Records excerpted from a collection:
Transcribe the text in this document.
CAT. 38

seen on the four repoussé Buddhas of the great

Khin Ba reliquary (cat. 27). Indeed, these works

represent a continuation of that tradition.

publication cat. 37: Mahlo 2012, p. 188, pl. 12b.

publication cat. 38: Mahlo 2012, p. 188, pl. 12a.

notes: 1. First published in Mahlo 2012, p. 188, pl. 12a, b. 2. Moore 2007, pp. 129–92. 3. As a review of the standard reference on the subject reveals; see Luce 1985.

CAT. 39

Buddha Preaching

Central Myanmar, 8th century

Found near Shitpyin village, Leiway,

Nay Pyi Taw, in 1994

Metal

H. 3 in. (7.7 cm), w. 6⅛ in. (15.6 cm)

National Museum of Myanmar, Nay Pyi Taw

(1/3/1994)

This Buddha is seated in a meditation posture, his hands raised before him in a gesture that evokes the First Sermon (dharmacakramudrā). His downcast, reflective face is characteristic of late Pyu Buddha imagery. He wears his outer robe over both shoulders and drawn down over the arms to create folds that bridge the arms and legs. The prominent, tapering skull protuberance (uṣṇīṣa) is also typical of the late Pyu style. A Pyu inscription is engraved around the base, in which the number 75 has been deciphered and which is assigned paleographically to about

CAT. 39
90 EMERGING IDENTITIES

What is required: All records above must be set down exactly, please.

Written reply:
Transcribe the text in this document.
CAT. 38

seen on the four repoussé Buddhas of the great

Khin Ba reliquary (cat. 27). Indeed, these works

represent a continuation of that tradition.

publication cat. 37: Mahlo 2012, p. 188, pl. 12b.

publication cat. 38: Mahlo 2012, p. 188, pl. 12a.

notes: 1. First published in Mahlo 2012, p. 188, pl. 12a, b. 2. Moore 2007, pp. 129–92. 3. As a review of the standard reference on the subject reveals; see Luce 1985.

CAT. 39

Buddha Preaching

Central Myanmar, 8th century

Found near Shitpyin village, Leiway,

Nay Pyi Taw, in 1994

Metal

H. 3 in. (7.7 cm), w. 6⅛ in. (15.6 cm)

National Museum of Myanmar, Nay Pyi Taw

(1/3/1994)

This Buddha is seated in a meditation posture, his hands raised before him in a gesture that evokes the First Sermon (dharmacakramudrā). His downcast, reflective face is characteristic of late Pyu Buddha imagery. He wears his outer robe over both shoulders and drawn down over the arms to create folds that bridge the arms and legs. The prominent, tapering skull protuberance (uṣṇīṣa) is also typical of the late Pyu style. A Pyu inscription is engraved around the base, in which the number 75 has been deciphered and which is assigned paleographically to about

CAT. 39
90 EMERGING IDENTITIES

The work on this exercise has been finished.